### Requirement
Reproduce every one of the entries below verbatim, leaving out any pictures.

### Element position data
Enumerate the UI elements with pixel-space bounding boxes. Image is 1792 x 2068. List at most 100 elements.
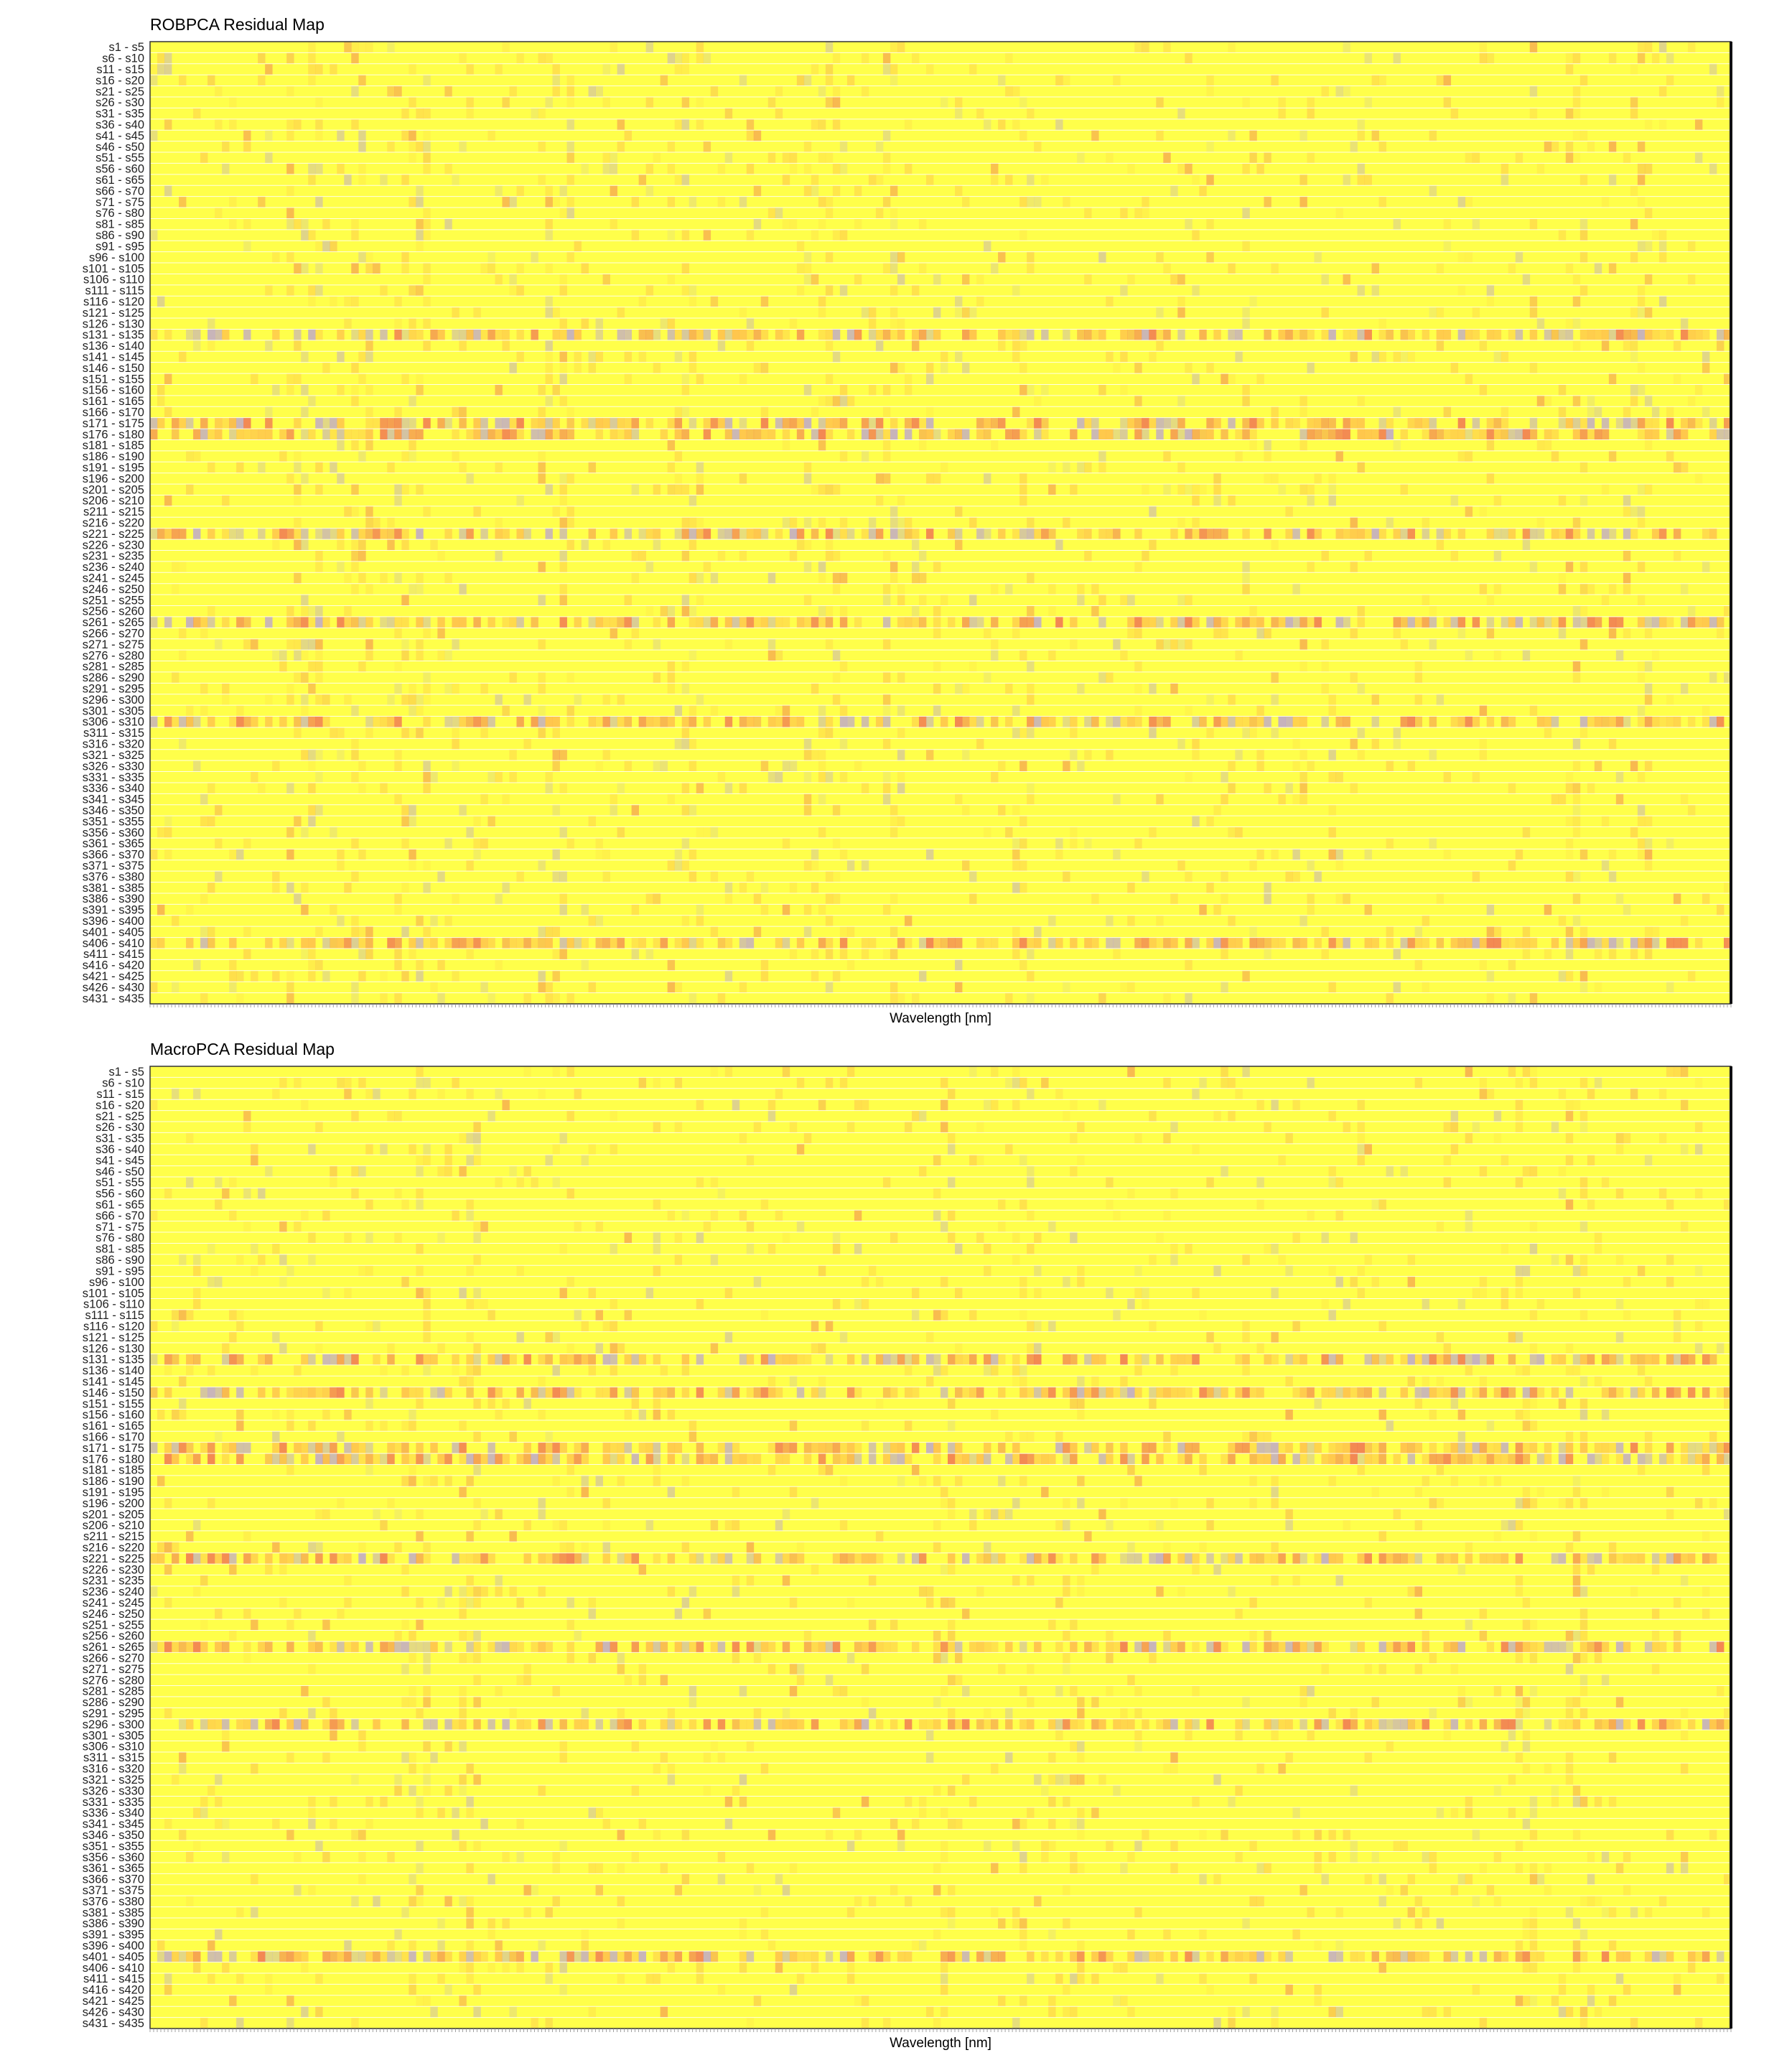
heatmap-cell <box>401 130 409 141</box>
heatmap-cell <box>538 561 546 573</box>
heatmap-cell <box>803 472 812 485</box>
heatmap-cell <box>610 1321 617 1332</box>
heatmap-cell <box>286 384 294 396</box>
heatmap-cell <box>423 506 431 518</box>
heatmap-cell <box>1508 716 1516 727</box>
heatmap-cell <box>890 284 898 297</box>
heatmap-cell <box>1077 1265 1085 1277</box>
heatmap-cell <box>696 915 704 927</box>
heatmap-cell <box>337 329 345 340</box>
heatmap-cell <box>243 218 251 230</box>
heatmap-cell <box>265 152 273 164</box>
heatmap-cell <box>286 1464 294 1476</box>
heatmap-cell <box>1005 583 1013 595</box>
heatmap-cell <box>466 1376 474 1387</box>
heatmap-cell <box>509 749 517 761</box>
heatmap-cell <box>444 1143 452 1155</box>
heatmap-cell <box>337 749 345 761</box>
heatmap-cell <box>653 937 661 949</box>
heatmap-cell <box>315 561 323 573</box>
heatmap-cell <box>1242 1364 1250 1377</box>
heatmap-cell <box>330 727 337 739</box>
heatmap-cell <box>416 141 424 153</box>
heatmap-cell <box>767 429 776 440</box>
heatmap-cell <box>1027 616 1035 628</box>
heatmap-cell <box>1185 595 1193 606</box>
heatmap-cell <box>322 1442 330 1454</box>
heatmap-cell <box>1055 75 1063 86</box>
heatmap-cell <box>574 1221 582 1233</box>
heatmap-cell <box>732 1099 740 1111</box>
heatmap-cell <box>1134 705 1142 717</box>
heatmap-cell <box>545 716 553 727</box>
heatmap-cell <box>818 705 826 717</box>
heatmap-cell <box>394 661 402 672</box>
heatmap-cell <box>1012 118 1020 131</box>
heatmap-cell <box>1386 1165 1394 1178</box>
heatmap-cell <box>681 406 690 418</box>
heatmap-cell <box>1091 1387 1099 1399</box>
heatmap-cell <box>1027 1210 1035 1221</box>
heatmap-cell <box>689 296 697 307</box>
heatmap-cell <box>1328 937 1336 949</box>
heatmap-cell <box>473 1453 481 1465</box>
heatmap-cell <box>911 616 920 628</box>
heatmap-cell <box>1644 1453 1653 1465</box>
heatmap-cell <box>1486 716 1495 727</box>
heatmap-cell <box>1429 1442 1437 1454</box>
heatmap-cell <box>487 429 495 440</box>
heatmap-cell <box>818 417 826 429</box>
heatmap-cell <box>911 1442 920 1454</box>
heatmap-cell <box>962 749 970 761</box>
heatmap-cell <box>846 528 855 540</box>
heatmap-cell <box>337 1497 345 1509</box>
heatmap-cell <box>1393 727 1401 739</box>
heatmap-cell <box>351 484 359 495</box>
heatmap-cell <box>1601 1453 1610 1465</box>
heatmap-cell <box>1206 816 1214 827</box>
heatmap-cell <box>897 1453 905 1465</box>
heatmap-cell <box>1134 837 1142 849</box>
heatmap-cell <box>1694 1343 1703 1354</box>
heatmap-cell <box>753 528 762 540</box>
heatmap-cell <box>1357 1464 1365 1476</box>
heatmap-cell <box>1357 616 1365 628</box>
heatmap-cell <box>286 937 294 949</box>
heatmap-cell <box>1292 1387 1300 1399</box>
heatmap-cell <box>696 904 704 916</box>
heatmap-cell <box>955 1387 963 1399</box>
heatmap-cell <box>1027 1321 1035 1332</box>
heatmap-cell <box>574 1387 582 1399</box>
heatmap-cell <box>566 937 574 949</box>
heatmap-cell <box>1213 716 1221 727</box>
heatmap-cell <box>172 671 179 684</box>
heatmap-cell <box>1544 1453 1552 1465</box>
heatmap-cell <box>423 937 431 949</box>
heatmap-cell <box>1630 1442 1638 1454</box>
heatmap-cell <box>1357 1287 1365 1299</box>
heatmap-cell <box>1579 605 1588 617</box>
heatmap-cell <box>624 373 633 385</box>
heatmap-cell <box>1637 837 1646 849</box>
heatmap-cell <box>1529 108 1538 119</box>
heatmap-cell <box>1522 937 1531 949</box>
heatmap-cell <box>897 771 905 783</box>
heatmap-cell <box>1658 296 1667 307</box>
heatmap-cell <box>1335 85 1343 98</box>
heatmap-cell <box>1393 982 1401 993</box>
heatmap-cell <box>452 1077 459 1089</box>
heatmap-cell <box>502 528 510 540</box>
heatmap-cell <box>416 196 424 208</box>
heatmap-cell <box>215 329 223 340</box>
heatmap-cell <box>351 395 359 407</box>
heatmap-cell <box>1091 716 1099 727</box>
heatmap-cell <box>955 185 963 197</box>
heatmap-cell <box>1594 982 1602 993</box>
heatmap-cell <box>767 97 776 108</box>
heatmap-cell <box>1587 1155 1595 1166</box>
heatmap-cell <box>818 716 826 727</box>
heatmap-background <box>150 1066 1731 2029</box>
heatmap-cell <box>818 561 826 573</box>
heatmap-cell <box>1156 937 1164 949</box>
heatmap-cell <box>1666 1276 1674 1288</box>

### Result of the exercise
Enumerate the UI elements with pixel-space bounding boxes. Image is 1792 x 2068. List at most 100 elements.
heatmap-cell <box>401 130 409 141</box>
heatmap-cell <box>538 561 546 573</box>
heatmap-cell <box>803 472 812 485</box>
heatmap-cell <box>610 1321 617 1332</box>
heatmap-cell <box>286 384 294 396</box>
heatmap-cell <box>423 506 431 518</box>
heatmap-cell <box>1508 716 1516 727</box>
heatmap-cell <box>890 284 898 297</box>
heatmap-cell <box>1077 1265 1085 1277</box>
heatmap-cell <box>696 915 704 927</box>
heatmap-cell <box>337 329 345 340</box>
heatmap-cell <box>243 218 251 230</box>
heatmap-cell <box>265 152 273 164</box>
heatmap-cell <box>286 1464 294 1476</box>
heatmap-cell <box>1005 583 1013 595</box>
heatmap-cell <box>466 1376 474 1387</box>
heatmap-cell <box>509 749 517 761</box>
heatmap-cell <box>444 1143 452 1155</box>
heatmap-cell <box>337 749 345 761</box>
heatmap-cell <box>653 937 661 949</box>
heatmap-cell <box>315 561 323 573</box>
heatmap-cell <box>1242 1364 1250 1377</box>
heatmap-cell <box>330 727 337 739</box>
heatmap-cell <box>416 141 424 153</box>
heatmap-cell <box>767 429 776 440</box>
heatmap-cell <box>1027 616 1035 628</box>
heatmap-cell <box>1185 595 1193 606</box>
heatmap-cell <box>322 1442 330 1454</box>
heatmap-cell <box>1055 75 1063 86</box>
heatmap-cell <box>574 1221 582 1233</box>
heatmap-cell <box>732 1099 740 1111</box>
heatmap-cell <box>1134 705 1142 717</box>
heatmap-cell <box>545 716 553 727</box>
heatmap-cell <box>818 705 826 717</box>
heatmap-cell <box>394 661 402 672</box>
heatmap-cell <box>1012 118 1020 131</box>
heatmap-cell <box>1386 1165 1394 1178</box>
heatmap-cell <box>681 406 690 418</box>
heatmap-cell <box>1091 1387 1099 1399</box>
heatmap-cell <box>1027 1210 1035 1221</box>
heatmap-cell <box>689 296 697 307</box>
heatmap-cell <box>1328 937 1336 949</box>
heatmap-cell <box>473 1453 481 1465</box>
heatmap-cell <box>911 616 920 628</box>
heatmap-cell <box>1644 1453 1653 1465</box>
heatmap-cell <box>1486 716 1495 727</box>
heatmap-cell <box>1429 1442 1437 1454</box>
heatmap-cell <box>487 429 495 440</box>
heatmap-cell <box>818 417 826 429</box>
heatmap-cell <box>911 1442 920 1454</box>
heatmap-cell <box>962 749 970 761</box>
heatmap-cell <box>846 528 855 540</box>
heatmap-cell <box>337 1497 345 1509</box>
heatmap-cell <box>1393 727 1401 739</box>
heatmap-cell <box>351 484 359 495</box>
heatmap-cell <box>1601 1453 1610 1465</box>
heatmap-cell <box>1206 816 1214 827</box>
heatmap-cell <box>897 1453 905 1465</box>
heatmap-cell <box>1134 837 1142 849</box>
heatmap-cell <box>1694 1343 1703 1354</box>
heatmap-cell <box>753 528 762 540</box>
heatmap-cell <box>1357 1464 1365 1476</box>
heatmap-cell <box>1357 616 1365 628</box>
heatmap-cell <box>286 937 294 949</box>
heatmap-cell <box>1292 1387 1300 1399</box>
heatmap-cell <box>696 904 704 916</box>
heatmap-cell <box>955 1387 963 1399</box>
heatmap-cell <box>1027 1321 1035 1332</box>
heatmap-cell <box>574 1387 582 1399</box>
heatmap-cell <box>566 937 574 949</box>
heatmap-cell <box>1213 716 1221 727</box>
heatmap-cell <box>172 671 179 684</box>
heatmap-cell <box>1544 1453 1552 1465</box>
heatmap-cell <box>423 937 431 949</box>
heatmap-cell <box>1630 1442 1638 1454</box>
heatmap-cell <box>1357 1287 1365 1299</box>
heatmap-cell <box>1579 605 1588 617</box>
heatmap-cell <box>624 373 633 385</box>
heatmap-cell <box>1637 837 1646 849</box>
heatmap-cell <box>1529 108 1538 119</box>
heatmap-cell <box>1522 937 1531 949</box>
heatmap-cell <box>897 771 905 783</box>
heatmap-cell <box>1658 296 1667 307</box>
heatmap-cell <box>1335 85 1343 98</box>
heatmap-cell <box>1393 982 1401 993</box>
heatmap-cell <box>452 1077 459 1089</box>
heatmap-cell <box>502 528 510 540</box>
heatmap-cell <box>416 196 424 208</box>
heatmap-cell <box>215 329 223 340</box>
heatmap-cell <box>351 395 359 407</box>
heatmap-cell <box>1091 716 1099 727</box>
heatmap-cell <box>955 185 963 197</box>
heatmap-cell <box>1594 982 1602 993</box>
heatmap-cell <box>767 97 776 108</box>
heatmap-cell <box>1587 1155 1595 1166</box>
heatmap-cell <box>818 716 826 727</box>
heatmap-background <box>150 1066 1731 2029</box>
heatmap-cell <box>818 561 826 573</box>
heatmap-cell <box>1156 937 1164 949</box>
heatmap-cell <box>1666 1276 1674 1288</box>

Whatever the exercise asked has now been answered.